Dataset excerpt
-- START --

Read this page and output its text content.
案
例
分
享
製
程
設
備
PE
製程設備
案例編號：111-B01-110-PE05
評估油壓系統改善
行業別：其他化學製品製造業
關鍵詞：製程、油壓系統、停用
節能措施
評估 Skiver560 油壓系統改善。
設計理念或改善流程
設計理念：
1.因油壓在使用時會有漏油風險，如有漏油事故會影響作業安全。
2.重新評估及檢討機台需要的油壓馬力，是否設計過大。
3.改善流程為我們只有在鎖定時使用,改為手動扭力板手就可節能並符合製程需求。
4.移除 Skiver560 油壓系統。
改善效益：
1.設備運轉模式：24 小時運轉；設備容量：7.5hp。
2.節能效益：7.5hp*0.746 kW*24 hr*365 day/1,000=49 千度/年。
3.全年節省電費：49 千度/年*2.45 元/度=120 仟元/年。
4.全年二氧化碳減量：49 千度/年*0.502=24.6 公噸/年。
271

-- END --

Take the entries above and transcribe them in full.

Read this page and output its text content.
案
例
分
享
製
程
設
備
PE
製程設備
案例編號：111-B01-110-PE05
評估油壓系統改善
行業別：其他化學製品製造業
關鍵詞：製程、油壓系統、停用
節能措施
評估 Skiver560 油壓系統改善。
設計理念或改善流程
設計理念：
1.因油壓在使用時會有漏油風險，如有漏油事故會影響作業安全。
2.重新評估及檢討機台需要的油壓馬力，是否設計過大。
3.改善流程為我們只有在鎖定時使用,改為手動扭力板手就可節能並符合製程需求。
4.移除 Skiver560 油壓系統。
改善效益：
1.設備運轉模式：24 小時運轉；設備容量：7.5hp。
2.節能效益：7.5hp*0.746 kW*24 hr*365 day/1,000=49 千度/年。
3.全年節省電費：49 千度/年*2.45 元/度=120 仟元/年。
4.全年二氧化碳減量：49 千度/年*0.502=24.6 公噸/年。
271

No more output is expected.